* **Your instructions**
Reproduce the listing below in its entirety. Change nothing.

* **Input for this task**
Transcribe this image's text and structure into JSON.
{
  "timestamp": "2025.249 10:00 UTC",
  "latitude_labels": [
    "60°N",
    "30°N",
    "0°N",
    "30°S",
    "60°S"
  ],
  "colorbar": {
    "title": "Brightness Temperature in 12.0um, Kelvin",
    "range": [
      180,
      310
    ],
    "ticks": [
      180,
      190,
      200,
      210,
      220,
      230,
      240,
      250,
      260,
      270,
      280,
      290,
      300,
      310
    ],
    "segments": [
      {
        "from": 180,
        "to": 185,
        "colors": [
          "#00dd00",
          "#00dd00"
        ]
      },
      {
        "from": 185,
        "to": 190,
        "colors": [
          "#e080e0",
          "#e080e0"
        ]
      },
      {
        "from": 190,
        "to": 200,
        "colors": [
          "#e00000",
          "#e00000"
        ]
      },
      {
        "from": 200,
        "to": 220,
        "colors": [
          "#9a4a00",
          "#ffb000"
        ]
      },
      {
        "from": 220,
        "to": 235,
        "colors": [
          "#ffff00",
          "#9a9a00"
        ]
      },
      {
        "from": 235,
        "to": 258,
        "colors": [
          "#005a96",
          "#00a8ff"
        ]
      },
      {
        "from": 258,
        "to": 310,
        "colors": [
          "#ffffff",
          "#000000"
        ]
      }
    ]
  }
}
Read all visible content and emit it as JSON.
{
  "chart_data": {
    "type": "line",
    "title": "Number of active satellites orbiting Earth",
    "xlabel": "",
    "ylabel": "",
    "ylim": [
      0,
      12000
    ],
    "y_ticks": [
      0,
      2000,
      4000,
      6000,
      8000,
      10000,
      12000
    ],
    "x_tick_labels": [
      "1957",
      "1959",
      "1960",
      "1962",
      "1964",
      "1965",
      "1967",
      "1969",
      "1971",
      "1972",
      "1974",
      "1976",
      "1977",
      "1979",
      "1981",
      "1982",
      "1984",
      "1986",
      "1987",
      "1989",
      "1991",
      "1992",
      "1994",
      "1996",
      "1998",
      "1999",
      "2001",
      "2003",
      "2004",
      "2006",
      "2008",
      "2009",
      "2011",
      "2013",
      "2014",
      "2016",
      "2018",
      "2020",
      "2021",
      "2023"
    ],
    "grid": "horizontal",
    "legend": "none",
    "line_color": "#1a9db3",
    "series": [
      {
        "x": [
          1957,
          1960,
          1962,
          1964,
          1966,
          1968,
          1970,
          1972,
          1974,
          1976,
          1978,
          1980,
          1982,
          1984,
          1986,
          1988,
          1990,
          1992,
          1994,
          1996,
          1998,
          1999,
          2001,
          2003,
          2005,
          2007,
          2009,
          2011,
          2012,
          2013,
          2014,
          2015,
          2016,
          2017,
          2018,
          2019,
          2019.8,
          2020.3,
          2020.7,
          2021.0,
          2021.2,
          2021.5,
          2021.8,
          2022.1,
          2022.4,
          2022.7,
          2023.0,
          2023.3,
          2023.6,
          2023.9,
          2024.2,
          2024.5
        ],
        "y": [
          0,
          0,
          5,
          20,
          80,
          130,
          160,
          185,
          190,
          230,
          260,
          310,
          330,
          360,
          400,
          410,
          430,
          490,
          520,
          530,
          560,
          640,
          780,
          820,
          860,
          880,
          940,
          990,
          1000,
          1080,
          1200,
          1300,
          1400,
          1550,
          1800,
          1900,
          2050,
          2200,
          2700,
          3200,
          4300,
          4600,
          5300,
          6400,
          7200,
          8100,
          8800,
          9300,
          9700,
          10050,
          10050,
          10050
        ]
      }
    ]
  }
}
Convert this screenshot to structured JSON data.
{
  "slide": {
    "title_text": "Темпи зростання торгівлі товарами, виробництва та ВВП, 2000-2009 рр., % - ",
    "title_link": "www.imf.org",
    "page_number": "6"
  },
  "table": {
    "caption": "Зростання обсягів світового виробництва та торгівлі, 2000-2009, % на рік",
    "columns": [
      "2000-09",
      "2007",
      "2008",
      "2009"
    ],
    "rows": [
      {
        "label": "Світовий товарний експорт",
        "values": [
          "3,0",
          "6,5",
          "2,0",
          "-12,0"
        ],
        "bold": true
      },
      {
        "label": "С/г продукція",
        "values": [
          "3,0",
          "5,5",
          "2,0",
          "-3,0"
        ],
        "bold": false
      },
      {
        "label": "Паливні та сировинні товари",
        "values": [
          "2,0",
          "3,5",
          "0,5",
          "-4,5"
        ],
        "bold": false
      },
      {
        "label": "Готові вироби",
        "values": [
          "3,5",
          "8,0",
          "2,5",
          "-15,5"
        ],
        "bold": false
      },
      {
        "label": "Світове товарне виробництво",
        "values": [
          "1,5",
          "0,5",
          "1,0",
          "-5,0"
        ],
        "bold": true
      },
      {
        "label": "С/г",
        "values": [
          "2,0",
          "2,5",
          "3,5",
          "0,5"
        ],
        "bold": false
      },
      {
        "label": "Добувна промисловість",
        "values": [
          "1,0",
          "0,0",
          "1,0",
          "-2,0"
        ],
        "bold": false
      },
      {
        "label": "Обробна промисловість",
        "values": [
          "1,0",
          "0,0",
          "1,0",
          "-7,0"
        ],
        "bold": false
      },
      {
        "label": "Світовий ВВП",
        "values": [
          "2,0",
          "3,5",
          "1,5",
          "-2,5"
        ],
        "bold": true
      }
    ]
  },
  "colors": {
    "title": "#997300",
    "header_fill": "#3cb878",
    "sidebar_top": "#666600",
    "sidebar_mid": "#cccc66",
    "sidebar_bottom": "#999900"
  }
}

* **Result for this task**
Transcribe this image's text and structure into JSON.
{
  "timestamp": "2025.249 10:00 UTC",
  "latitude_labels": [
    "60°N",
    "30°N",
    "0°N",
    "30°S",
    "60°S"
  ],
  "colorbar": {
    "title": "Brightness Temperature in 12.0um, Kelvin",
    "range": [
      180,
      310
    ],
    "ticks": [
      180,
      190,
      200,
      210,
      220,
      230,
      240,
      250,
      260,
      270,
      280,
      290,
      300,
      310
    ],
    "segments": [
      {
        "from": 180,
        "to": 185,
        "colors": [
          "#00dd00",
          "#00dd00"
        ]
      },
      {
        "from": 185,
        "to": 190,
        "colors": [
          "#e080e0",
          "#e080e0"
        ]
      },
      {
        "from": 190,
        "to": 200,
        "colors": [
          "#e00000",
          "#e00000"
        ]
      },
      {
        "from": 200,
        "to": 220,
        "colors": [
          "#9a4a00",
          "#ffb000"
        ]
      },
      {
        "from": 220,
        "to": 235,
        "colors": [
          "#ffff00",
          "#9a9a00"
        ]
      },
      {
        "from": 235,
        "to": 258,
        "colors": [
          "#005a96",
          "#00a8ff"
        ]
      },
      {
        "from": 258,
        "to": 310,
        "colors": [
          "#ffffff",
          "#000000"
        ]
      }
    ]
  }
}
Read all visible content and emit it as JSON.
{
  "chart_data": {
    "type": "line",
    "title": "Number of active satellites orbiting Earth",
    "xlabel": "",
    "ylabel": "",
    "ylim": [
      0,
      12000
    ],
    "y_ticks": [
      0,
      2000,
      4000,
      6000,
      8000,
      10000,
      12000
    ],
    "x_tick_labels": [
      "1957",
      "1959",
      "1960",
      "1962",
      "1964",
      "1965",
      "1967",
      "1969",
      "1971",
      "1972",
      "1974",
      "1976",
      "1977",
      "1979",
      "1981",
      "1982",
      "1984",
      "1986",
      "1987",
      "1989",
      "1991",
      "1992",
      "1994",
      "1996",
      "1998",
      "1999",
      "2001",
      "2003",
      "2004",
      "2006",
      "2008",
      "2009",
      "2011",
      "2013",
      "2014",
      "2016",
      "2018",
      "2020",
      "2021",
      "2023"
    ],
    "grid": "horizontal",
    "legend": "none",
    "line_color": "#1a9db3",
    "series": [
      {
        "x": [
          1957,
          1960,
          1962,
          1964,
          1966,
          1968,
          1970,
          1972,
          1974,
          1976,
          1978,
          1980,
          1982,
          1984,
          1986,
          1988,
          1990,
          1992,
          1994,
          1996,
          1998,
          1999,
          2001,
          2003,
          2005,
          2007,
          2009,
          2011,
          2012,
          2013,
          2014,
          2015,
          2016,
          2017,
          2018,
          2019,
          2019.8,
          2020.3,
          2020.7,
          2021.0,
          2021.2,
          2021.5,
          2021.8,
          2022.1,
          2022.4,
          2022.7,
          2023.0,
          2023.3,
          2023.6,
          2023.9,
          2024.2,
          2024.5
        ],
        "y": [
          0,
          0,
          5,
          20,
          80,
          130,
          160,
          185,
          190,
          230,
          260,
          310,
          330,
          360,
          400,
          410,
          430,
          490,
          520,
          530,
          560,
          640,
          780,
          820,
          860,
          880,
          940,
          990,
          1000,
          1080,
          1200,
          1300,
          1400,
          1550,
          1800,
          1900,
          2050,
          2200,
          2700,
          3200,
          4300,
          4600,
          5300,
          6400,
          7200,
          8100,
          8800,
          9300,
          9700,
          10050,
          10050,
          10050
        ]
      }
    ]
  }
}
Convert this screenshot to structured JSON data.
{
  "slide": {
    "title_text": "Темпи зростання торгівлі товарами, виробництва та ВВП, 2000-2009 рр., % - ",
    "title_link": "www.imf.org",
    "page_number": "6"
  },
  "table": {
    "caption": "Зростання обсягів світового виробництва та торгівлі, 2000-2009, % на рік",
    "columns": [
      "2000-09",
      "2007",
      "2008",
      "2009"
    ],
    "rows": [
      {
        "label": "Світовий товарний експорт",
        "values": [
          "3,0",
          "6,5",
          "2,0",
          "-12,0"
        ],
        "bold": true
      },
      {
        "label": "С/г продукція",
        "values": [
          "3,0",
          "5,5",
          "2,0",
          "-3,0"
        ],
        "bold": false
      },
      {
        "label": "Паливні та сировинні товари",
        "values": [
          "2,0",
          "3,5",
          "0,5",
          "-4,5"
        ],
        "bold": false
      },
      {
        "label": "Готові вироби",
        "values": [
          "3,5",
          "8,0",
          "2,5",
          "-15,5"
        ],
        "bold": false
      },
      {
        "label": "Світове товарне виробництво",
        "values": [
          "1,5",
          "0,5",
          "1,0",
          "-5,0"
        ],
        "bold": true
      },
      {
        "label": "С/г",
        "values": [
          "2,0",
          "2,5",
          "3,5",
          "0,5"
        ],
        "bold": false
      },
      {
        "label": "Добувна промисловість",
        "values": [
          "1,0",
          "0,0",
          "1,0",
          "-2,0"
        ],
        "bold": false
      },
      {
        "label": "Обробна промисловість",
        "values": [
          "1,0",
          "0,0",
          "1,0",
          "-7,0"
        ],
        "bold": false
      },
      {
        "label": "Світовий ВВП",
        "values": [
          "2,0",
          "3,5",
          "1,5",
          "-2,5"
        ],
        "bold": true
      }
    ]
  },
  "colors": {
    "title": "#997300",
    "header_fill": "#3cb878",
    "sidebar_top": "#666600",
    "sidebar_mid": "#cccc66",
    "sidebar_bottom": "#999900"
  }
}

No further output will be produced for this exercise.